# [TASK BRIEF]
Copy out every line of each of the records below, keeping each one identical to the original.

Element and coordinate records
- - - - - - -

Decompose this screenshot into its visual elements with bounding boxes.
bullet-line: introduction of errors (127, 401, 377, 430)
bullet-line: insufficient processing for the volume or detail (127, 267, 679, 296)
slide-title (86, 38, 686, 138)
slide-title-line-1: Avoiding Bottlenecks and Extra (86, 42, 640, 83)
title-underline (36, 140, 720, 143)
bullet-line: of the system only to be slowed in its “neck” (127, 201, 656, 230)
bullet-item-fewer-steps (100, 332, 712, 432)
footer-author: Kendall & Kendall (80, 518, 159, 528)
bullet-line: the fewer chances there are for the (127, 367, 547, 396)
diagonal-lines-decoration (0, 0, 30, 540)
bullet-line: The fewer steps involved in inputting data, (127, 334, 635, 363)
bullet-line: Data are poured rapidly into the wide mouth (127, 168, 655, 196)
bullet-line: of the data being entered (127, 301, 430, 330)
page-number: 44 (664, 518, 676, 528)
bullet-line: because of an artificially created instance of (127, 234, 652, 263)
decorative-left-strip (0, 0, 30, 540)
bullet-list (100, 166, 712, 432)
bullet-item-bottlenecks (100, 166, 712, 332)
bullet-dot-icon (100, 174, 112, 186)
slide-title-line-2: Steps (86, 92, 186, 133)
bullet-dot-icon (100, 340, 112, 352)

- - - - - - -

# [RESPONSE FOR THIS EXERCISE]
Decompose this screenshot into its visual elements with bounding boxes.
bullet-line: introduction of errors (127, 401, 377, 430)
bullet-line: insufficient processing for the volume or detail (127, 267, 679, 296)
slide-title (86, 38, 686, 138)
slide-title-line-1: Avoiding Bottlenecks and Extra (86, 42, 640, 83)
title-underline (36, 140, 720, 143)
bullet-line: of the system only to be slowed in its “neck” (127, 201, 656, 230)
bullet-item-fewer-steps (100, 332, 712, 432)
footer-author: Kendall & Kendall (80, 518, 159, 528)
bullet-line: the fewer chances there are for the (127, 367, 547, 396)
diagonal-lines-decoration (0, 0, 30, 540)
bullet-line: The fewer steps involved in inputting data, (127, 334, 635, 363)
bullet-line: Data are poured rapidly into the wide mouth (127, 168, 655, 196)
bullet-line: of the data being entered (127, 301, 430, 330)
page-number: 44 (664, 518, 676, 528)
bullet-line: because of an artificially created instance of (127, 234, 652, 263)
decorative-left-strip (0, 0, 30, 540)
bullet-list (100, 166, 712, 432)
bullet-item-bottlenecks (100, 166, 712, 332)
bullet-dot-icon (100, 174, 112, 186)
slide-title-line-2: Steps (86, 92, 186, 133)
bullet-dot-icon (100, 340, 112, 352)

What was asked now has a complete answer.